TEKS BACAAN:
Ketua DPRD Bali, Nyoman Adi Wiryatama, mengatakan selain para pemilik toko Tiongkok dan GIPI Bali, dalam pertemuan hari ini juga diundang Polda Bali, pihak Imigrasi, Kanwil Pajak, Bank Indonesia, Dinas Pariwisata Bali, ASITA, Himpunan Pramuwisata Indonesia (HPI), dan stakeholder lainnya. “Kita tidak mau masalah turis Tiongkok ini berlarut-larut, jadi polemik, dan merusak citra pariwisata Bali,” ujar Adi Wiryatama di Denpasar, Selasa (30/10).

DAFTAR TUGAS:
**A)** Dalam teks tentang masalah turis Tiongkok di Bali, pada hari apa Adi Wiryatama menyampaikan pernyataannya di Denpasar?
**B)** Teruskan teks tentang masalah turis Tiongkok di Bali, dimulai setelah kalimat terakhirnya.

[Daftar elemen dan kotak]
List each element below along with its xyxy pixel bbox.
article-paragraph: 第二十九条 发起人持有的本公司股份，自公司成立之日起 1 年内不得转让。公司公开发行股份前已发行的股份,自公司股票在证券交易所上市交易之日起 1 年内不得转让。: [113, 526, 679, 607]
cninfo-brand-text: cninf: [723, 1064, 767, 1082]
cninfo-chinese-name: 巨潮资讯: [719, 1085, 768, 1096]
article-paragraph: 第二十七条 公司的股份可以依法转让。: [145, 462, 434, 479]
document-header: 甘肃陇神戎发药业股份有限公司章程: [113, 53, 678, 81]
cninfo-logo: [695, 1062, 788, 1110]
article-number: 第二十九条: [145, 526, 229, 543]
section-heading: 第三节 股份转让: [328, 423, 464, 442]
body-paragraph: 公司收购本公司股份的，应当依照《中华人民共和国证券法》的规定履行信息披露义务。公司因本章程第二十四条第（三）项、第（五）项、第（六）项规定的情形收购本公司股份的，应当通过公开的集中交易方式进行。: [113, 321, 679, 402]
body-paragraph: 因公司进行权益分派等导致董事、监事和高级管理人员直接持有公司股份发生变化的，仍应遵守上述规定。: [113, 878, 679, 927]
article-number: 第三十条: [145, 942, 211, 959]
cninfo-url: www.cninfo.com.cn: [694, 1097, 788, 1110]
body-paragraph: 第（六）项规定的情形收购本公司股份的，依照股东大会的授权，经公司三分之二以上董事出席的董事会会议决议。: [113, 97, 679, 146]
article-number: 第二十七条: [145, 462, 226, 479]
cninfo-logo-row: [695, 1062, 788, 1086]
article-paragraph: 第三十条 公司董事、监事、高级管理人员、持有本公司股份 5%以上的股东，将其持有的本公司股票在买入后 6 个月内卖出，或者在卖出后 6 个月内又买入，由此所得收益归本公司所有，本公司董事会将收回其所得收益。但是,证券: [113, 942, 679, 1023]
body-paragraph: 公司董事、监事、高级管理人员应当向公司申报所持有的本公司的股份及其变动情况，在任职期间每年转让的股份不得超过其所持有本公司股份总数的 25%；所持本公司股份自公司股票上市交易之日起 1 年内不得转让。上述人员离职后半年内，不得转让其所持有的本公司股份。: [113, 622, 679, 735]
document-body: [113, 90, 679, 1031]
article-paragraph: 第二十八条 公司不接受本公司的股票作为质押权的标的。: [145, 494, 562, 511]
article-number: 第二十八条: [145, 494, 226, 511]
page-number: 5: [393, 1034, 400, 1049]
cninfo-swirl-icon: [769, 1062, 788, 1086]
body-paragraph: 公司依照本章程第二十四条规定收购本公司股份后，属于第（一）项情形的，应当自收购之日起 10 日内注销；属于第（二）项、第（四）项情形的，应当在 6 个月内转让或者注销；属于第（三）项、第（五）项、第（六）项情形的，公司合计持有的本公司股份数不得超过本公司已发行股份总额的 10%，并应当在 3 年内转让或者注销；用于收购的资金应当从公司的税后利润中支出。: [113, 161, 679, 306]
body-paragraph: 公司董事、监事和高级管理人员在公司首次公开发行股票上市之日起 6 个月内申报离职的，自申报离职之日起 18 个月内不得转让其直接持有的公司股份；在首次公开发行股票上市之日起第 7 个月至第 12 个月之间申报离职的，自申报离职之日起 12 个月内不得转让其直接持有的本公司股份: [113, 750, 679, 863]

DAFTAR JAWABAN:
**A)** Selasa (30/10).

**B)**
Adi Wiryatama mengatakan, materi pertemuan dengan GIPI Bali dan pemilik toko Tionglok hari ini adalah membahas praktek bisnis yang diduga melanggar hukum di Indonesia. “Karena praktek ini sudah merusak pariwisata kita, jadi tidak sehat juga usaha dan persaingan di Bali. Sekarang kita bertemu GIPI Bali dan pemilik toko Tiongkok. Setelah ini, kita undang Konsulat Jenderal Tiongkok,” tandas politisi senior PDIP asal Dersa Angseri, Kecamatan Baturiti, Tabanan ini.
Mantan Bupati Tabanan dua kali periode (2000-2005, 2005-2010) ini berharap pertemuan DPRD Bali dengan GIPI Bali dan pemilik toko Tiongkok dapat menelorkan solusi, supaya di kemudian hari turis Tiongkok tidak merasa ditipu dengan praktek jual murah pariwisata Bali. “Biar tidak ada kesan wisatawan Tiongkok ditipu, tak ada lagi bisnis yang tidak sehat. Tamu senang, pengusaha di Bali senang, tidak ada satu untung yang lain melarat,” tegas Adi Wiryatama.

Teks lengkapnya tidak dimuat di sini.